===== Record list =====

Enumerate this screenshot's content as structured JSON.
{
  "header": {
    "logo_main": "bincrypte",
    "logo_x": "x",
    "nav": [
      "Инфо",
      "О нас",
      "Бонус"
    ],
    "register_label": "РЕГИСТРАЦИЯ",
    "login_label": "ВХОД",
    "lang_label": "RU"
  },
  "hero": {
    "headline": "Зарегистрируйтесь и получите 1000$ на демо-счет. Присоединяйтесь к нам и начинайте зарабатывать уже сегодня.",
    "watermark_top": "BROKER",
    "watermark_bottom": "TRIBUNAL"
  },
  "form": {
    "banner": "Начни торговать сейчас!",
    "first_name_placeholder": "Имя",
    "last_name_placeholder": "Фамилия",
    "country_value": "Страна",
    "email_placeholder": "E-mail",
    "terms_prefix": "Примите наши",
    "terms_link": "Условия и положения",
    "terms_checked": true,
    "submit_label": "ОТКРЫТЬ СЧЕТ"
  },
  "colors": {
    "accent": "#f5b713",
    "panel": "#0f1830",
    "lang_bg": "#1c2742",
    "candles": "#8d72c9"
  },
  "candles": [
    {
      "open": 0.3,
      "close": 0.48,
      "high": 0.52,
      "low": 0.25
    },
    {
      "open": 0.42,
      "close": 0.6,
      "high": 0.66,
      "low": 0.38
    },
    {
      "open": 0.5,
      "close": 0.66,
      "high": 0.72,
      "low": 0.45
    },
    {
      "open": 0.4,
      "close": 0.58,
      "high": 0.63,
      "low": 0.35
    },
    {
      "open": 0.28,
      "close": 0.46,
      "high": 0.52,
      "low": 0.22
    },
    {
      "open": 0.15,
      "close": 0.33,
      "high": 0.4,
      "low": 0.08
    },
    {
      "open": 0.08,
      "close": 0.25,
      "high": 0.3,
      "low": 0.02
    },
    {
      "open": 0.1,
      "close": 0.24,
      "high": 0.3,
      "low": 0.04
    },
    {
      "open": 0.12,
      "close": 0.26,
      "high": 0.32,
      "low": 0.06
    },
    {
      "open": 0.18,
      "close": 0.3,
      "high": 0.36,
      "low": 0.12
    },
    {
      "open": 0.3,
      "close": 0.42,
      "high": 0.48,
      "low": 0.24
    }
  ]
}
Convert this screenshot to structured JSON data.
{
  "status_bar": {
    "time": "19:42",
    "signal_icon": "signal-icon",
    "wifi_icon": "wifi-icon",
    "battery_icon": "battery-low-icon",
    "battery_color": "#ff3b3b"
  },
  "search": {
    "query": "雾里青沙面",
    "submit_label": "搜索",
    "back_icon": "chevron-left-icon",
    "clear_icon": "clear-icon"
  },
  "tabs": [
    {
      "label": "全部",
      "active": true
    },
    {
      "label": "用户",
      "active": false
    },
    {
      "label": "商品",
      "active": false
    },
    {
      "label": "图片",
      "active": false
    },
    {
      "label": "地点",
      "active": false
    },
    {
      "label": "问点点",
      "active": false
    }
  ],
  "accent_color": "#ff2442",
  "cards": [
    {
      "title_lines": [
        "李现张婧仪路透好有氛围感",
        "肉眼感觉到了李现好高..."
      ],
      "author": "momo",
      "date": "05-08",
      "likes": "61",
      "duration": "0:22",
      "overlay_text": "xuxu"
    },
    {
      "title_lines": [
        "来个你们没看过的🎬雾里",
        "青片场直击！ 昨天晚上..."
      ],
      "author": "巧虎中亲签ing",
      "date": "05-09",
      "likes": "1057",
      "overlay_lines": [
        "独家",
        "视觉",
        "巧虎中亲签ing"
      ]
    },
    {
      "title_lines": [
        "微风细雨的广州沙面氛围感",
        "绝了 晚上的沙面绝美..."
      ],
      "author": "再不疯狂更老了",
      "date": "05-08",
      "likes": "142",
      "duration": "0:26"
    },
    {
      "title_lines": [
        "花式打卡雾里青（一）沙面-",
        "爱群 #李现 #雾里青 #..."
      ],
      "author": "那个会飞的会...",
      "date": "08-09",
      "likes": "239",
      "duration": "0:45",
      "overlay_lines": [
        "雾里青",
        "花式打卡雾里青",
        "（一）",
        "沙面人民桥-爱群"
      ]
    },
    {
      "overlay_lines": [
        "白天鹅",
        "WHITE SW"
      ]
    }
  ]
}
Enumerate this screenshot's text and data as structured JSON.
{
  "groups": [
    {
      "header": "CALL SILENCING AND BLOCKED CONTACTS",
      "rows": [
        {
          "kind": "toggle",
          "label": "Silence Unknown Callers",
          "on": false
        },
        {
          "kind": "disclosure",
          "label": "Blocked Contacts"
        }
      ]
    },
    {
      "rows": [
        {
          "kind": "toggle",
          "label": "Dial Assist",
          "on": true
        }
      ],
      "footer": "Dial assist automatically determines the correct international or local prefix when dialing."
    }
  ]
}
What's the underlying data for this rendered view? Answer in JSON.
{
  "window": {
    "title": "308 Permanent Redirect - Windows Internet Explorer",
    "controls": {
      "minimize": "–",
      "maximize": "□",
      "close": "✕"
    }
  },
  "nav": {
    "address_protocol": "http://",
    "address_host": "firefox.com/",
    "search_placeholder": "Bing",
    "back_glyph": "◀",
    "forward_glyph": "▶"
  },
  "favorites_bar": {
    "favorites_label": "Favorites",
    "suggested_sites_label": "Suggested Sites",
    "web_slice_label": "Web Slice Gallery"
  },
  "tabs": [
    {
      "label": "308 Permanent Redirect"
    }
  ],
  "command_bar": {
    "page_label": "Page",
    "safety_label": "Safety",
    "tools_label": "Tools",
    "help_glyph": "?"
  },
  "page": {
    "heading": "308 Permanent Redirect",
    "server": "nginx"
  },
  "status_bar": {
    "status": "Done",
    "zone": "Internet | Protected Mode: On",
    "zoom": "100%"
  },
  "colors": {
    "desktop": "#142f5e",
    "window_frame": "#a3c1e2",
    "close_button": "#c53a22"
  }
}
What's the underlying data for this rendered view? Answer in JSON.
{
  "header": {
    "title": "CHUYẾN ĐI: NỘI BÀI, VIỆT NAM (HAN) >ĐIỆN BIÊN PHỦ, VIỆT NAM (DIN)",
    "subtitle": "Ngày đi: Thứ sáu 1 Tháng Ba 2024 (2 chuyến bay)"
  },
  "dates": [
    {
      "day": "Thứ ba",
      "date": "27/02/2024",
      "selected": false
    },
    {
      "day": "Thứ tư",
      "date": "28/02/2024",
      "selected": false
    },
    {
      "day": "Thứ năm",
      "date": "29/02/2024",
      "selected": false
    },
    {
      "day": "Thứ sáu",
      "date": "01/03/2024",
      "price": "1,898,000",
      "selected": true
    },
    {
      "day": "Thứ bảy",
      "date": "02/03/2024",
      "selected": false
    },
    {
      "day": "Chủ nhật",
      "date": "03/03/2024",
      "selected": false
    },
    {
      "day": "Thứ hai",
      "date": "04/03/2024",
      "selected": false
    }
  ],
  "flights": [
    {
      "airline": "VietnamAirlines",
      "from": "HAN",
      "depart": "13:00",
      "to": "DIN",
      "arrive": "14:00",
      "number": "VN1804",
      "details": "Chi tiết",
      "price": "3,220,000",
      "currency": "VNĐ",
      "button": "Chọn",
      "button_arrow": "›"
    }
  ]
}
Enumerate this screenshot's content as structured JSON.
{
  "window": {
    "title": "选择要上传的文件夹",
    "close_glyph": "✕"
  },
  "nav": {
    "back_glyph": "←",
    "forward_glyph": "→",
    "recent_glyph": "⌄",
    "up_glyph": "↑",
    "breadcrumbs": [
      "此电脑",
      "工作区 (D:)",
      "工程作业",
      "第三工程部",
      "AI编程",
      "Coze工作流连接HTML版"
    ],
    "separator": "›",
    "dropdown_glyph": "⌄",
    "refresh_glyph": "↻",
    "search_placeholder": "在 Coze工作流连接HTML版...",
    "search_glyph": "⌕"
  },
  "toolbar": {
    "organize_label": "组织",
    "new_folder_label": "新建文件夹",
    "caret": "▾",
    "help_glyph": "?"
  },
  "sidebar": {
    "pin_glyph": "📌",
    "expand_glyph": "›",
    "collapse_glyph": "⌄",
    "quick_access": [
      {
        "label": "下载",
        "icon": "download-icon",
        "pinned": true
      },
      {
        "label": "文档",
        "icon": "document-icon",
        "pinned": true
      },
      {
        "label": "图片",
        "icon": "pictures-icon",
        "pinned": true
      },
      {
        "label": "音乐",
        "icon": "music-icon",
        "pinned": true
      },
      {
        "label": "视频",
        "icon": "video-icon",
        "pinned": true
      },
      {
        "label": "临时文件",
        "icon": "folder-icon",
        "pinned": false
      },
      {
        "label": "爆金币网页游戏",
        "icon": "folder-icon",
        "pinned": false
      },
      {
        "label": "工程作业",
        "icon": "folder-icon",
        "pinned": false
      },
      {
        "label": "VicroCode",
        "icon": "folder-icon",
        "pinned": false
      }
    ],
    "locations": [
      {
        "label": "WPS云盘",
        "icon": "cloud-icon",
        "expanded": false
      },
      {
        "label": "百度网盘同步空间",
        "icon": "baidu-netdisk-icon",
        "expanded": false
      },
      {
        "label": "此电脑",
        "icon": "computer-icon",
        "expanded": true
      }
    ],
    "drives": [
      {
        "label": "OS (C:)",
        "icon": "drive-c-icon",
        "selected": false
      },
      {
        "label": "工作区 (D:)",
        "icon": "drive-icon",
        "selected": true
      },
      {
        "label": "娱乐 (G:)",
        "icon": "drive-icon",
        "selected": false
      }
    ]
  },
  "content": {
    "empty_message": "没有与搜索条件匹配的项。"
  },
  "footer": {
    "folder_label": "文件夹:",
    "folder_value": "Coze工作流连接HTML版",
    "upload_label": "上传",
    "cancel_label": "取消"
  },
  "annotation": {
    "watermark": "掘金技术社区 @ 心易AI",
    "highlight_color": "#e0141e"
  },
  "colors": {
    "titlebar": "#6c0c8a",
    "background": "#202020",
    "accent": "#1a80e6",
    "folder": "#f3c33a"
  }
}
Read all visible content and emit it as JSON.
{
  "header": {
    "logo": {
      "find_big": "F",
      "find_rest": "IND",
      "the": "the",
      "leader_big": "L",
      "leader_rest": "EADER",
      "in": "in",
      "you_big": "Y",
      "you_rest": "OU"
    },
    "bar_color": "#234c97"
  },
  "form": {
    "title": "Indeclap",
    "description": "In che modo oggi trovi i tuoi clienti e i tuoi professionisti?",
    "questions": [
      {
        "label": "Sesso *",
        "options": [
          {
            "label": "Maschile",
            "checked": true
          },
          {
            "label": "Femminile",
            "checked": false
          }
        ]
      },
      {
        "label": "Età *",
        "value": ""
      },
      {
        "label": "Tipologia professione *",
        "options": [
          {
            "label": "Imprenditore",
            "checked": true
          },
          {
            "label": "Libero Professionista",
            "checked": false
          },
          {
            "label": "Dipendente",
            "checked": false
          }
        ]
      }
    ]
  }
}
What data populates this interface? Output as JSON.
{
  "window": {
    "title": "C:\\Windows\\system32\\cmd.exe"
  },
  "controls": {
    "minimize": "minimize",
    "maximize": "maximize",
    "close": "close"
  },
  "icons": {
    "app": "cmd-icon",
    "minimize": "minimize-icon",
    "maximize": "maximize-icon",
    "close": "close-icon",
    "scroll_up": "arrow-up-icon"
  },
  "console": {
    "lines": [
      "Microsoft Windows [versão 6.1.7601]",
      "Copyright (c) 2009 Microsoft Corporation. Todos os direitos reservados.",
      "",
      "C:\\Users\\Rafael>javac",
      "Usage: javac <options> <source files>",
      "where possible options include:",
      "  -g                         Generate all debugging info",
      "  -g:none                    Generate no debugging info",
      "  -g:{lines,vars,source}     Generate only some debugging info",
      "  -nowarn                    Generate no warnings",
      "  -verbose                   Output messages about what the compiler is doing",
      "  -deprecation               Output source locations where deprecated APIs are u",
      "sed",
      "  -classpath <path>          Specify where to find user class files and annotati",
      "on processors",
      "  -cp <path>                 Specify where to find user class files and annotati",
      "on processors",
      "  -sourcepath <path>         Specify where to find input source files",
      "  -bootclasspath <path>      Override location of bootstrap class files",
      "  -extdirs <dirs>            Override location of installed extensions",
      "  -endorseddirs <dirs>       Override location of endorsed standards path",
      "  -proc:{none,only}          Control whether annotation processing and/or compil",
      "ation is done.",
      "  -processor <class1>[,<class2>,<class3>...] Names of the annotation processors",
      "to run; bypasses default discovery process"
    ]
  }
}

=====

# Brief
From the records given above, copy all lines containing "Redirect".

# Response to this task
    "title": "308 Permanent Redirect - Windows Internet Explorer",
      "label": "308 Permanent Redirect"
    "heading": "308 Permanent Redirect",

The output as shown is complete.